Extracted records
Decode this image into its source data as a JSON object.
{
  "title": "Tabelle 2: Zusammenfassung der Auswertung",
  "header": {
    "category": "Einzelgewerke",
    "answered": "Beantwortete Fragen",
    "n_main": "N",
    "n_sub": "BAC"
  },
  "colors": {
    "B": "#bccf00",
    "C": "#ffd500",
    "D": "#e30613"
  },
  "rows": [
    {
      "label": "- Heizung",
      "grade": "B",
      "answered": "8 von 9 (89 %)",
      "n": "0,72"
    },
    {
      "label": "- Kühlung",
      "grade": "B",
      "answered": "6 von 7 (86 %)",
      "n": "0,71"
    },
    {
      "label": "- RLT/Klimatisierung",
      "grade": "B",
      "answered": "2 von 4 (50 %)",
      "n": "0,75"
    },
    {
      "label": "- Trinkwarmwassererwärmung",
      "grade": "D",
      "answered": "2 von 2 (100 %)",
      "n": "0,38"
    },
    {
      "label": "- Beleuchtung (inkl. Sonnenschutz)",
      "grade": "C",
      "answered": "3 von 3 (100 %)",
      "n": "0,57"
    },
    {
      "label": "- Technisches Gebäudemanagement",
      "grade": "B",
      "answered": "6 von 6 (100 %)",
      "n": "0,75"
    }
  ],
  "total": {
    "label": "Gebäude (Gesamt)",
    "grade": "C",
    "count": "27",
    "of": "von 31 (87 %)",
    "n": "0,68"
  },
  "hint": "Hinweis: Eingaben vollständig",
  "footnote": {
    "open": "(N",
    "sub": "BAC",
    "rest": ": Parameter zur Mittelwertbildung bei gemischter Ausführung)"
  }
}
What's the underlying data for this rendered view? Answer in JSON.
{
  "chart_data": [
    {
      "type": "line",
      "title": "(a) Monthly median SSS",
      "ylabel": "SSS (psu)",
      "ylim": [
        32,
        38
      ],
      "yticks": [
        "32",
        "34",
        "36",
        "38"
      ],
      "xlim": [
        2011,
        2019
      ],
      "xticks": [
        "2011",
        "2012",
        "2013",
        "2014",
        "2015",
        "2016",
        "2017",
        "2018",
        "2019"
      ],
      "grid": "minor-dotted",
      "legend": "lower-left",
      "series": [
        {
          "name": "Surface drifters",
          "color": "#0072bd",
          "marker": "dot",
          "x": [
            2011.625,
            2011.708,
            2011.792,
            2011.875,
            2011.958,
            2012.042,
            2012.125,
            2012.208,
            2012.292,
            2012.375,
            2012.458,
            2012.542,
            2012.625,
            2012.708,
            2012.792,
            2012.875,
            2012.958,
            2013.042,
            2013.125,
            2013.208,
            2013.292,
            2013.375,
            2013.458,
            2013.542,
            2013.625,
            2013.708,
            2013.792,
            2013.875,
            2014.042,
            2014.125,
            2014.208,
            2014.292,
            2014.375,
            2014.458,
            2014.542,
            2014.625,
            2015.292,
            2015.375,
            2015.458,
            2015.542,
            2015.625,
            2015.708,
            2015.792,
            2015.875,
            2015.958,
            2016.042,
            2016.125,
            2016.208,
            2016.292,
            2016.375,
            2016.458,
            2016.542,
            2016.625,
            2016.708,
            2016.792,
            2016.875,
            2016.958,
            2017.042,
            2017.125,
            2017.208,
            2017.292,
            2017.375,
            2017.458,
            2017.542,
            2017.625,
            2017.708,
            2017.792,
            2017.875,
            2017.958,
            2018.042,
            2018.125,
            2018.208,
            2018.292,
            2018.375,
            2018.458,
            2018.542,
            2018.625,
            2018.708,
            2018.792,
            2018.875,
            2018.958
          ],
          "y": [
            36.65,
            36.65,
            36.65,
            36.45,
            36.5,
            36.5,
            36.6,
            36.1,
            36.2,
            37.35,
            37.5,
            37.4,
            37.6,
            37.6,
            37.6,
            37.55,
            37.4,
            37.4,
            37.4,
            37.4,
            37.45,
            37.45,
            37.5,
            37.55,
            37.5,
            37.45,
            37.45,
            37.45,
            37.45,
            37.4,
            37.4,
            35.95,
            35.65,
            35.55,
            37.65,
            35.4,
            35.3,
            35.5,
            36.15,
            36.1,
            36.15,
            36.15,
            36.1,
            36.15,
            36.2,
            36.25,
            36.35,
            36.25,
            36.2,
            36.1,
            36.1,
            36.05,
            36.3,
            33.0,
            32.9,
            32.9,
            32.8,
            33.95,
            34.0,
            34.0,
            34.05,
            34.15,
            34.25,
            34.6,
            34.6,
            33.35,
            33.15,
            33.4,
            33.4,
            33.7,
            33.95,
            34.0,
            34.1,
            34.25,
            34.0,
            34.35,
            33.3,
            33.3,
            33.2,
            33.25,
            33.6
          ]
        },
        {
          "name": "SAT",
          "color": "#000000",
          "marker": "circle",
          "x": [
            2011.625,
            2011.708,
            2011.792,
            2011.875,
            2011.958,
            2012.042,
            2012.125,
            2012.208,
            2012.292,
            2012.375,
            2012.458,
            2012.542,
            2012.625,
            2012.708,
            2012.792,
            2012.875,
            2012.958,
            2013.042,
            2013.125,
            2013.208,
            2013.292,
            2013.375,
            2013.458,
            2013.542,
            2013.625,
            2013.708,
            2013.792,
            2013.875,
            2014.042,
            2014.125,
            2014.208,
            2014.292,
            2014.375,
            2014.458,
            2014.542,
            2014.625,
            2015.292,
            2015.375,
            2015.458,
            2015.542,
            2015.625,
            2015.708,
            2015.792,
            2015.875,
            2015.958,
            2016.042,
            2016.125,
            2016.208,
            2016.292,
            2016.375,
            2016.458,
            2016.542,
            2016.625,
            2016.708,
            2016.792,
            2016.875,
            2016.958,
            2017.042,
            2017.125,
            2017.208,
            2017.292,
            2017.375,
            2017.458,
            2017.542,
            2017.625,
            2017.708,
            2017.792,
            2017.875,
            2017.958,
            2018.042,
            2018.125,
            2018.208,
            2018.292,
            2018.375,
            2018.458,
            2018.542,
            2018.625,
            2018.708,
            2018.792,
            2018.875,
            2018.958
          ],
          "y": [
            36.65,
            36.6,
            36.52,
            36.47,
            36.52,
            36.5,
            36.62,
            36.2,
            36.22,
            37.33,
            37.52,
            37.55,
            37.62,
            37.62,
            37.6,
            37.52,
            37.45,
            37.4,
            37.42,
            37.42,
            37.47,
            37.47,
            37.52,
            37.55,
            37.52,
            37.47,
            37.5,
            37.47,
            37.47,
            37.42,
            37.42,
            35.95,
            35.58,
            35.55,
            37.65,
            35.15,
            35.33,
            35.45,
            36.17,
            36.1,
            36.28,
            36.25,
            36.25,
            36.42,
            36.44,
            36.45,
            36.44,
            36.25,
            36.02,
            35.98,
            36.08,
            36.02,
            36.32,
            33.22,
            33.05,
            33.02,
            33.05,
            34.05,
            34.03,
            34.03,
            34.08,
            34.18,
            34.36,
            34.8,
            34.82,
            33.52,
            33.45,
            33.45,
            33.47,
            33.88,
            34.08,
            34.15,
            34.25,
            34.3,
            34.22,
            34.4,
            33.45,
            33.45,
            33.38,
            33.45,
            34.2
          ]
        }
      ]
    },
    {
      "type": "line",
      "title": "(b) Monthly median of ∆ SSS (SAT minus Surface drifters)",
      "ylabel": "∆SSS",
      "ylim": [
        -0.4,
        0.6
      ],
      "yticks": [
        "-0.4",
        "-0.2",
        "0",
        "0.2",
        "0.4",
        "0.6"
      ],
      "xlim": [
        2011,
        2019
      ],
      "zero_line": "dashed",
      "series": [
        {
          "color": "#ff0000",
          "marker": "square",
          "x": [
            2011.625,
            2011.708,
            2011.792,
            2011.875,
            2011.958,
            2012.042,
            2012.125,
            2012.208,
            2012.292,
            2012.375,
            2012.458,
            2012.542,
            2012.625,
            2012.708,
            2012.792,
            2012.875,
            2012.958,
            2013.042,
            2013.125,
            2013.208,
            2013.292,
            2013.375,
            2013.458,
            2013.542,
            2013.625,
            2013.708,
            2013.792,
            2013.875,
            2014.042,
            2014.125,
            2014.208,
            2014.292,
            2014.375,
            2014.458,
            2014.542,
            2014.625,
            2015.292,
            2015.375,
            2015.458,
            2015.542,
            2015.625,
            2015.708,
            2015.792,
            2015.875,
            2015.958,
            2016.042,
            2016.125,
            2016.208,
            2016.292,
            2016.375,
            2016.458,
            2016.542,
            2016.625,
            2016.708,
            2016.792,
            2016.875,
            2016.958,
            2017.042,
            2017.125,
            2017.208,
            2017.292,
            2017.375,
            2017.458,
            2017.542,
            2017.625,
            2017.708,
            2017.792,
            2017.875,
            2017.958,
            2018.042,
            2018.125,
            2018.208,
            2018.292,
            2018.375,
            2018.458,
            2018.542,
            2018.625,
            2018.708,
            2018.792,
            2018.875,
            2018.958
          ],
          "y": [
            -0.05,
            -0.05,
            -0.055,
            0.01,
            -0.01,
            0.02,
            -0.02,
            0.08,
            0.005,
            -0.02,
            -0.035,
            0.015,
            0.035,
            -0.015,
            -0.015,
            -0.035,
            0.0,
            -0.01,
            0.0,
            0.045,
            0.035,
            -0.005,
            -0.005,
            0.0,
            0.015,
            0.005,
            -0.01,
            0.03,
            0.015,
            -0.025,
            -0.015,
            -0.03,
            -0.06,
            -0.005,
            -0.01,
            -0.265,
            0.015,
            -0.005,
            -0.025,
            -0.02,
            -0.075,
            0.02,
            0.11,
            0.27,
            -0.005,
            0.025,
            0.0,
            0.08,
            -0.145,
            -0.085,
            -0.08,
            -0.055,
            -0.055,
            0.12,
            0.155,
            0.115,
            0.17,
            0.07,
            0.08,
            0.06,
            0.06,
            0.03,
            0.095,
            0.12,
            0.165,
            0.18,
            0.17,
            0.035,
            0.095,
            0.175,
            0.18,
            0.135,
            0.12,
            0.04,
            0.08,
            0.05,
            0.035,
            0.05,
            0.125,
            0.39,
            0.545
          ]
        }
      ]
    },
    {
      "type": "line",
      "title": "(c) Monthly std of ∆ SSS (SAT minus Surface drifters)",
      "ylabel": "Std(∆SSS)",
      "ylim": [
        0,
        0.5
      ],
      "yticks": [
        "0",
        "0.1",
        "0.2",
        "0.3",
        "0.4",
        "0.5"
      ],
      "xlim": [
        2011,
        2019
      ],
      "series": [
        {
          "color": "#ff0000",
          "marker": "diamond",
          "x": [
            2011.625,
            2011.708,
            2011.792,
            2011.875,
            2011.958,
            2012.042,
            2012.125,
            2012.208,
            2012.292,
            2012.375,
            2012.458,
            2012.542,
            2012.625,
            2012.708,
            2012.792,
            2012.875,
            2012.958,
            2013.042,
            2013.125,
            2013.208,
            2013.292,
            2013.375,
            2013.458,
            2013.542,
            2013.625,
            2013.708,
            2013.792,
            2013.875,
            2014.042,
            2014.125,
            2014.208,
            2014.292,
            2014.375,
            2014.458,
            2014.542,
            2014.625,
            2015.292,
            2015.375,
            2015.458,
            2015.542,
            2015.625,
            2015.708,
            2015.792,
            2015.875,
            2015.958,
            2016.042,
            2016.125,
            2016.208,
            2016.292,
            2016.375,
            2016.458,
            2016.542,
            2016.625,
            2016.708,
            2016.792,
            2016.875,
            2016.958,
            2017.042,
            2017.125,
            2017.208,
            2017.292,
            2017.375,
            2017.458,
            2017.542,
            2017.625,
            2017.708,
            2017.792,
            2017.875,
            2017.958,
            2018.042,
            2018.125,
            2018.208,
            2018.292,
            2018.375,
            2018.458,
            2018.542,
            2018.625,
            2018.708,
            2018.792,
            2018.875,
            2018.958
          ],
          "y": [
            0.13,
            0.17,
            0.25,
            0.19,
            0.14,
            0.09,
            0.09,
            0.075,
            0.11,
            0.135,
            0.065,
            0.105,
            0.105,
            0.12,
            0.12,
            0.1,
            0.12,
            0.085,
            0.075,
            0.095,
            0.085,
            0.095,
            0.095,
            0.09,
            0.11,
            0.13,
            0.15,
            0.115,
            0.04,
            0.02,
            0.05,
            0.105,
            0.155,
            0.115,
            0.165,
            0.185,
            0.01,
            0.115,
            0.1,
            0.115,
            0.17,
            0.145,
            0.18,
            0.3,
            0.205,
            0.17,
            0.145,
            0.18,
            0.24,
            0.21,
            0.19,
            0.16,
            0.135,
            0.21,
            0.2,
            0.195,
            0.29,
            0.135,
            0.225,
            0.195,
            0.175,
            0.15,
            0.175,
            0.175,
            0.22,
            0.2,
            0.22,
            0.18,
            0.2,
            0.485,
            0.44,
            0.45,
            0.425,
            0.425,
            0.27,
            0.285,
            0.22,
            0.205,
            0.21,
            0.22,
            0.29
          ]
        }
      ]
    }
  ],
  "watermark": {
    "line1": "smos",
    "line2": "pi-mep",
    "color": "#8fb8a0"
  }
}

> [What is being asked]
Filter the records above and return every line that holds the word "Surface".

> [Exercise output]
          "name": "Surface drifters",
      "title": "(b) Monthly median of ∆ SSS (SAT minus Surface drifters)",
      "title": "(c) Monthly std of ∆ SSS (SAT minus Surface drifters)",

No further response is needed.